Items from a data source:
▼▼▼
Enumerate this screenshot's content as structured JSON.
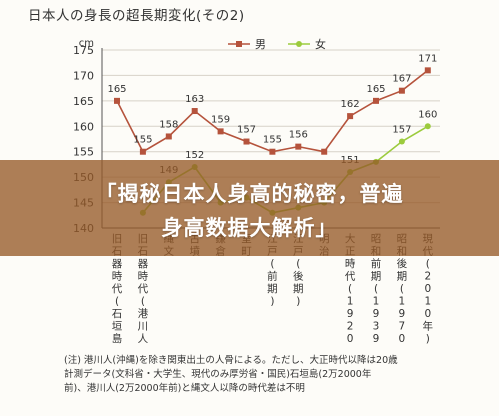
{
  "header": {
    "title": "日本人の身長の超長期変化(その2)"
  },
  "banner": {
    "line1": "「揭秘日本人身高的秘密，普遍",
    "line2": "身高数据大解析」"
  },
  "note": {
    "line1": "(注) 港川人(沖縄)を除き関東出土の人骨による。ただし、大正時代以降は20歳",
    "line2": "計測データ(文科省・大学生、現代のみ厚労省・国民)石垣島(2万2000年",
    "line3": "前)、港川人(2万2000年前)と縄文人以降の時代差は不明"
  },
  "chart_data": {
    "type": "line",
    "ylabel": "cm",
    "ylim": [
      140,
      175
    ],
    "yticks": [
      140,
      145,
      150,
      155,
      160,
      165,
      170,
      175
    ],
    "categories": [
      "旧石器時代(石垣島)",
      "旧石器時代(港川人)",
      "縄文",
      "古墳",
      "鎌倉",
      "室町",
      "江戸(前期)",
      "江戸(後期)",
      "明治",
      "大正時代(1920年)",
      "昭和前期(1939年)",
      "昭和後期(1970年)",
      "現代(2010年)"
    ],
    "series": [
      {
        "name": "男",
        "color": "#b5533c",
        "values": [
          165,
          155,
          158,
          163,
          159,
          157,
          155,
          156,
          155,
          162,
          165,
          167,
          171
        ],
        "labels": [
          "165",
          "155",
          "158",
          "163",
          "159",
          "157",
          "155",
          "156",
          "",
          "162",
          "165",
          "167",
          "171"
        ]
      },
      {
        "name": "女",
        "color": "#9ccb3d",
        "values": [
          null,
          143,
          149,
          152,
          145,
          146,
          143,
          144,
          145,
          151,
          153,
          157,
          160
        ],
        "labels": [
          "",
          "",
          "149",
          "152",
          "",
          "",
          "",
          "",
          "",
          "151",
          "",
          "157",
          "160"
        ]
      }
    ]
  }
}
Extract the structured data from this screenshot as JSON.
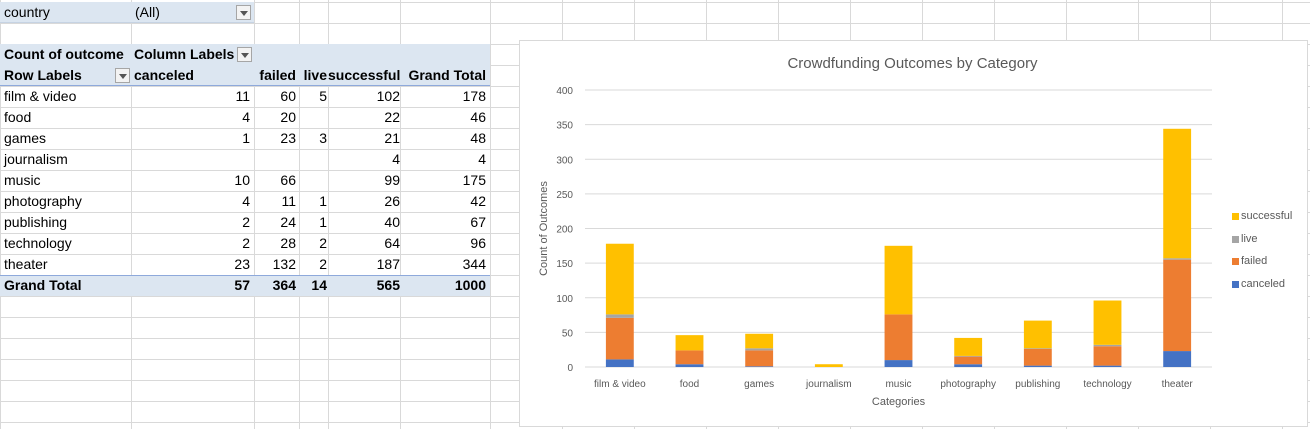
{
  "filter": {
    "label": "country",
    "value": "(All)"
  },
  "pivot": {
    "measure_label": "Count of outcome",
    "column_labels": "Column Labels",
    "row_labels": "Row Labels",
    "columns": [
      "canceled",
      "failed",
      "live",
      "successful",
      "Grand Total"
    ],
    "rows": [
      {
        "label": "film & video",
        "canceled": "11",
        "failed": "60",
        "live": "5",
        "successful": "102",
        "total": "178"
      },
      {
        "label": "food",
        "canceled": "4",
        "failed": "20",
        "live": "",
        "successful": "22",
        "total": "46"
      },
      {
        "label": "games",
        "canceled": "1",
        "failed": "23",
        "live": "3",
        "successful": "21",
        "total": "48"
      },
      {
        "label": "journalism",
        "canceled": "",
        "failed": "",
        "live": "",
        "successful": "4",
        "total": "4"
      },
      {
        "label": "music",
        "canceled": "10",
        "failed": "66",
        "live": "",
        "successful": "99",
        "total": "175"
      },
      {
        "label": "photography",
        "canceled": "4",
        "failed": "11",
        "live": "1",
        "successful": "26",
        "total": "42"
      },
      {
        "label": "publishing",
        "canceled": "2",
        "failed": "24",
        "live": "1",
        "successful": "40",
        "total": "67"
      },
      {
        "label": "technology",
        "canceled": "2",
        "failed": "28",
        "live": "2",
        "successful": "64",
        "total": "96"
      },
      {
        "label": "theater",
        "canceled": "23",
        "failed": "132",
        "live": "2",
        "successful": "187",
        "total": "344"
      }
    ],
    "grand_total": {
      "label": "Grand Total",
      "canceled": "57",
      "failed": "364",
      "live": "14",
      "successful": "565",
      "total": "1000"
    }
  },
  "chart_data": {
    "type": "bar",
    "stacked": true,
    "title": "Crowdfunding Outcomes by Category",
    "xlabel": "Categories",
    "ylabel": "Count of Outcomes",
    "ylim": [
      0,
      400
    ],
    "yticks": [
      0,
      50,
      100,
      150,
      200,
      250,
      300,
      350,
      400
    ],
    "grid": true,
    "legend": "right",
    "categories": [
      "film & video",
      "food",
      "games",
      "journalism",
      "music",
      "photography",
      "publishing",
      "technology",
      "theater"
    ],
    "series": [
      {
        "name": "canceled",
        "color": "#4472c4",
        "values": [
          11,
          4,
          1,
          0,
          10,
          4,
          2,
          2,
          23
        ]
      },
      {
        "name": "failed",
        "color": "#ed7d31",
        "values": [
          60,
          20,
          23,
          0,
          66,
          11,
          24,
          28,
          132
        ]
      },
      {
        "name": "live",
        "color": "#a5a5a5",
        "values": [
          5,
          0,
          3,
          0,
          0,
          1,
          1,
          2,
          2
        ]
      },
      {
        "name": "successful",
        "color": "#ffc000",
        "values": [
          102,
          22,
          21,
          4,
          99,
          26,
          40,
          64,
          187
        ]
      }
    ]
  }
}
▲▲▲
## [Goal of the exercise]
Copy all the lines above that hold the string "Outcomes".

## [Result of this task]
    "title": "Crowdfunding Outcomes by Category",
    "ylabel": "Count of Outcomes",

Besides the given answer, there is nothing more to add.